◆ INSTRUCTION
Locate the line containing "Output a JSON", then please write out that line and all the lines below it in the entries exactly.
** begin MATERIAL FOR THIS EXERCISE **
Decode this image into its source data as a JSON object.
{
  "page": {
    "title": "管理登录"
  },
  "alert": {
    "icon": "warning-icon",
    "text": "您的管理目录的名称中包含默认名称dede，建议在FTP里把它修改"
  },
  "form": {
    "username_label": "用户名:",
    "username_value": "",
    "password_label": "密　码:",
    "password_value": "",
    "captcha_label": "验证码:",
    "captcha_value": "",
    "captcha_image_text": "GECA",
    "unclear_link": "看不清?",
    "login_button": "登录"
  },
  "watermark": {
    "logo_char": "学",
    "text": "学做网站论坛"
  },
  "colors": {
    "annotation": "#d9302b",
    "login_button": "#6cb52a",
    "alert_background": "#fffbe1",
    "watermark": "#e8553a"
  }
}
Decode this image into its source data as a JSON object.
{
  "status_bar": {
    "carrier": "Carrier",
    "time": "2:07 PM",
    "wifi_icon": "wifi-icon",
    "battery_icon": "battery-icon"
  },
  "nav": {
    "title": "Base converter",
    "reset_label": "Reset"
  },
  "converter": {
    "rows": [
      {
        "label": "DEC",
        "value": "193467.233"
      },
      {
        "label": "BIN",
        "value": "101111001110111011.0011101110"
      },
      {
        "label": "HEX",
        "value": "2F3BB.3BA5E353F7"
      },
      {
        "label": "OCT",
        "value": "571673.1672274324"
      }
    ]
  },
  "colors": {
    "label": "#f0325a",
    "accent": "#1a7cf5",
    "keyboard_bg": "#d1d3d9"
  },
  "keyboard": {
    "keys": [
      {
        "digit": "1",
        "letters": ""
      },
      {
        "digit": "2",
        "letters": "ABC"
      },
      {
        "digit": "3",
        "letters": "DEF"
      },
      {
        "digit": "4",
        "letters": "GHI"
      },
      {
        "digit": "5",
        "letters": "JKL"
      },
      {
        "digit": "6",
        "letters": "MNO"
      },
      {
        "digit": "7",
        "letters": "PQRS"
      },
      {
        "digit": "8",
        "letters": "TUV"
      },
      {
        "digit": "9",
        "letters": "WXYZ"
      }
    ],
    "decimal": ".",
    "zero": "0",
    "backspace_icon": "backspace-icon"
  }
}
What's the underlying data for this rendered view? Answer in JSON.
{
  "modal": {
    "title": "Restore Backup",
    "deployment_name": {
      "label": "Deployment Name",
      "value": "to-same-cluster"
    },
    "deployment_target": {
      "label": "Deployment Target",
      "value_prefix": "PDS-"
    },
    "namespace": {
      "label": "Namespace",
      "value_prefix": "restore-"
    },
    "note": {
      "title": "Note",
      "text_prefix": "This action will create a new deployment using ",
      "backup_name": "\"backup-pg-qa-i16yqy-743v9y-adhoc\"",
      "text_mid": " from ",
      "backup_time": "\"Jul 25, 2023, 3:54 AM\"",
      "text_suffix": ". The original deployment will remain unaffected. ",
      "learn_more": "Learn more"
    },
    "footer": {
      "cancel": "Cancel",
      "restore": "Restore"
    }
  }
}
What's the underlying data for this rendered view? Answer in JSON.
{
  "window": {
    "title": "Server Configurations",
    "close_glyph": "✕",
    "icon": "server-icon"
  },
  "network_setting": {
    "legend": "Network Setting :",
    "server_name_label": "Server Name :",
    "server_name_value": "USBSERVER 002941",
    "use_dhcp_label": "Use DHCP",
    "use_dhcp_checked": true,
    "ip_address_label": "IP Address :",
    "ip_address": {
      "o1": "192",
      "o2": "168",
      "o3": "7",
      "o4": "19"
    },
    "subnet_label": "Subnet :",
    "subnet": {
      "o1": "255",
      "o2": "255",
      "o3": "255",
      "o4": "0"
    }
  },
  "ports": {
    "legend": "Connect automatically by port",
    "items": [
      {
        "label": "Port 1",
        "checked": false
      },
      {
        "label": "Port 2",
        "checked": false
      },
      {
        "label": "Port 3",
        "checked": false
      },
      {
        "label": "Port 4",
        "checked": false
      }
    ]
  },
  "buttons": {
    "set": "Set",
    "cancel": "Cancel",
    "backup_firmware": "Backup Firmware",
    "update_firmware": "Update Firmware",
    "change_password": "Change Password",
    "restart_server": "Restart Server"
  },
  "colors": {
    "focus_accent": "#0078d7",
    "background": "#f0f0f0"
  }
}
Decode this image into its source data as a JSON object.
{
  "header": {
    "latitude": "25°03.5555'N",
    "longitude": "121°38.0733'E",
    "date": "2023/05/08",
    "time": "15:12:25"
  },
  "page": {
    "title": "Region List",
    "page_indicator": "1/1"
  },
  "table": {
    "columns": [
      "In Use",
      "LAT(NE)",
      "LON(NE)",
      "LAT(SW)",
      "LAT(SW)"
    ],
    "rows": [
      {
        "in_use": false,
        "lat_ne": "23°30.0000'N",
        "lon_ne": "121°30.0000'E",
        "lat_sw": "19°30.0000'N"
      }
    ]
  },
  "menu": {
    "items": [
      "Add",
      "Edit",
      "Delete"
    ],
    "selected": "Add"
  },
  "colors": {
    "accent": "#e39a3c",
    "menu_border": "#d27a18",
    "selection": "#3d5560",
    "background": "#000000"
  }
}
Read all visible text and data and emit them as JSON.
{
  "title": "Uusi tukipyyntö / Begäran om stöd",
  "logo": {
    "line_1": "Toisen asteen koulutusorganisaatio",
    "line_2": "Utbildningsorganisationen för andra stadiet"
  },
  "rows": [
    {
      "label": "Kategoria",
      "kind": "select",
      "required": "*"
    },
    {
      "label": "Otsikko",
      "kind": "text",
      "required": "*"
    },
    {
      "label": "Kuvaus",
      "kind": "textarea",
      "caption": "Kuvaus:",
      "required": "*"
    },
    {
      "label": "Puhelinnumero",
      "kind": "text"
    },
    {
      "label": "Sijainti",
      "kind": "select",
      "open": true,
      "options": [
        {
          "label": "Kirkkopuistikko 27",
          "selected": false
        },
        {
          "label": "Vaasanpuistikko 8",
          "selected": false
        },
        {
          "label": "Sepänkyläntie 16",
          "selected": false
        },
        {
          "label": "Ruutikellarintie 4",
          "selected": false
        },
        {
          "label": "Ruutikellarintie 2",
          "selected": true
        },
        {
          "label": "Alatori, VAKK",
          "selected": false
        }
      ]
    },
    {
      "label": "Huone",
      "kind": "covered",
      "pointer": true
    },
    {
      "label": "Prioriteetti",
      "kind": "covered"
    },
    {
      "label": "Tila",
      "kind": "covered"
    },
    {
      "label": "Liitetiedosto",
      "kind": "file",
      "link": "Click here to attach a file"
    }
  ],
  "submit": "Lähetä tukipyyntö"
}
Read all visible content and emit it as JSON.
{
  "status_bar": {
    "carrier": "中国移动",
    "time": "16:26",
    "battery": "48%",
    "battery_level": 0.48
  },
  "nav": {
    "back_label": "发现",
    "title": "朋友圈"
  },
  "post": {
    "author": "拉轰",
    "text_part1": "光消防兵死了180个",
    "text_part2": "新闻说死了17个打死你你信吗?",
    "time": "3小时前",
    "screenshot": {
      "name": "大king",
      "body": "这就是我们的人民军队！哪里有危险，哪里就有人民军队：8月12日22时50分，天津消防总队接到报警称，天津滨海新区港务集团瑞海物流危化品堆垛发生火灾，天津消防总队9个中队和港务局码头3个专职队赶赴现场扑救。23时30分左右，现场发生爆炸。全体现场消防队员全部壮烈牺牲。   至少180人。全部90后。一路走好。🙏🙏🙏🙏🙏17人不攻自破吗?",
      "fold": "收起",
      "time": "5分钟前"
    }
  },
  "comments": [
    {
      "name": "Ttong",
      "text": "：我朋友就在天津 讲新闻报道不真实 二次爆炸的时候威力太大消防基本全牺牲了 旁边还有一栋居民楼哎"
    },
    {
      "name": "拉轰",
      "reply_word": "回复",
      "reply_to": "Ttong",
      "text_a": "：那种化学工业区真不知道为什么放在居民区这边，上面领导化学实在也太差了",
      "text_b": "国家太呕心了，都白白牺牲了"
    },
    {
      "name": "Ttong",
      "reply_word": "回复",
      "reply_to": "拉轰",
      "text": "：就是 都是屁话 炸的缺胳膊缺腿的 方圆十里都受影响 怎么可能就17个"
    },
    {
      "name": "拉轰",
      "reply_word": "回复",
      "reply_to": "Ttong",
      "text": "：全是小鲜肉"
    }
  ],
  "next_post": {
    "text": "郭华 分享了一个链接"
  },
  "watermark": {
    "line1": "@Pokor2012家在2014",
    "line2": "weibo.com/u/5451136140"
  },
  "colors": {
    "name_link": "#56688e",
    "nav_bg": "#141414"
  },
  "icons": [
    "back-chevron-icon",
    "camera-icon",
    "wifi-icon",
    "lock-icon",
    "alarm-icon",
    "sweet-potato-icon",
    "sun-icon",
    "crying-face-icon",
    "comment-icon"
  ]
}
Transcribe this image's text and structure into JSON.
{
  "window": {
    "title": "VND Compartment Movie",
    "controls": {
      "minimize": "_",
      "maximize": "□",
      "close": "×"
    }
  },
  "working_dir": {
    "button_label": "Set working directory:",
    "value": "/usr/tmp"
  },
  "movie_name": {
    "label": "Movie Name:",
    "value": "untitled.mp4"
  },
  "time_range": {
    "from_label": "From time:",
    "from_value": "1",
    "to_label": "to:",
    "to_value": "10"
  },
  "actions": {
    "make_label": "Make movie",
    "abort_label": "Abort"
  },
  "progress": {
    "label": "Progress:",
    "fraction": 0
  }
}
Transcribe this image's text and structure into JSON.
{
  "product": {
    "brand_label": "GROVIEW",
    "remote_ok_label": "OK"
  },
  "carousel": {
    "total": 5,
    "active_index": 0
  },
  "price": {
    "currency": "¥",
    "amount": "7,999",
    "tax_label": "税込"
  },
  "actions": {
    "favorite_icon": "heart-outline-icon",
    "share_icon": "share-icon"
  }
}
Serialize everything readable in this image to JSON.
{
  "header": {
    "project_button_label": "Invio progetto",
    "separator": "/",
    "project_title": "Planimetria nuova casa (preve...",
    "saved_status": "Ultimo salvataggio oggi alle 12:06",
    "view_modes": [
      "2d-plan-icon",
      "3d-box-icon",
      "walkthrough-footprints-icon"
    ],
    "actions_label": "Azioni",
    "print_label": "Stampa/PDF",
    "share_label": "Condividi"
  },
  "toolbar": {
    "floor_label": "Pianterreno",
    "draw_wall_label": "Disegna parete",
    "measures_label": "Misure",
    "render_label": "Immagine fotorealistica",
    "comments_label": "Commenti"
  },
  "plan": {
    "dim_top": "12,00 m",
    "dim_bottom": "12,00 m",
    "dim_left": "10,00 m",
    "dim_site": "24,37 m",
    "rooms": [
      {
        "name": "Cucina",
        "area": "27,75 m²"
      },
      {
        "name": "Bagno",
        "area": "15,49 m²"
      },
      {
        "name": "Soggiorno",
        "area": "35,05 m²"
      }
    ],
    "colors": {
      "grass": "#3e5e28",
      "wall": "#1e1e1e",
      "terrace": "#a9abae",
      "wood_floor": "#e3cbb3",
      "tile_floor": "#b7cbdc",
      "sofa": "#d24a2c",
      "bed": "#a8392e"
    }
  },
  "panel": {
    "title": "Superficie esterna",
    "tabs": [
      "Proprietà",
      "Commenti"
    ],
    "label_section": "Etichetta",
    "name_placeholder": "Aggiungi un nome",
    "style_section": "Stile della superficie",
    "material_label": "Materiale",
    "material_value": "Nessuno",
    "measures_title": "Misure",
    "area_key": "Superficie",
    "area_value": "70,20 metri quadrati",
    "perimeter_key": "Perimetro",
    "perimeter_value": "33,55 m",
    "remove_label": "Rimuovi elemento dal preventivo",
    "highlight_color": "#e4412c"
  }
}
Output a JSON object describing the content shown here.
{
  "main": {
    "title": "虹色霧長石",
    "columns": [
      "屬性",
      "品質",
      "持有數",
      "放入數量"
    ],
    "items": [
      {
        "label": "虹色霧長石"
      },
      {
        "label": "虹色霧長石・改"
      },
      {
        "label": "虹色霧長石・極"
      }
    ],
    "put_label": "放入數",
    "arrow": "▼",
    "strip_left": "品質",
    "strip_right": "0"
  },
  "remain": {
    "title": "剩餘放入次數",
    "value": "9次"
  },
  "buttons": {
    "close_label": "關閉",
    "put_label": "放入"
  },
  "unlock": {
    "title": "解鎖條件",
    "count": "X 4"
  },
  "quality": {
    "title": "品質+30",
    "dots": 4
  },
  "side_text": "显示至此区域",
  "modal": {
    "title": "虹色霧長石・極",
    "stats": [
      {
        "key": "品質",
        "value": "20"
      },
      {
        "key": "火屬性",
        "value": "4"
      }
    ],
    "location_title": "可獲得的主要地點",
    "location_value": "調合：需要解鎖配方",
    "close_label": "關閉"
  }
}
** end MATERIAL FOR THIS EXERCISE **
◆ THE RESULT
Output a JSON object describing the content shown here.
{
  "main": {
    "title": "虹色霧長石",
    "columns": [
      "屬性",
      "品質",
      "持有數",
      "放入數量"
    ],
    "items": [
      {
        "label": "虹色霧長石"
      },
      {
        "label": "虹色霧長石・改"
      },
      {
        "label": "虹色霧長石・極"
      }
    ],
    "put_label": "放入數",
    "arrow": "▼",
    "strip_left": "品質",
    "strip_right": "0"
  },
  "remain": {
    "title": "剩餘放入次數",
    "value": "9次"
  },
  "buttons": {
    "close_label": "關閉",
    "put_label": "放入"
  },
  "unlock": {
    "title": "解鎖條件",
    "count": "X 4"
  },
  "quality": {
    "title": "品質+30",
    "dots": 4
  },
  "side_text": "显示至此区域",
  "modal": {
    "title": "虹色霧長石・極",
    "stats": [
      {
        "key": "品質",
        "value": "20"
      },
      {
        "key": "火屬性",
        "value": "4"
      }
    ],
    "location_title": "可獲得的主要地點",
    "location_value": "調合：需要解鎖配方",
    "close_label": "關閉"
  }
}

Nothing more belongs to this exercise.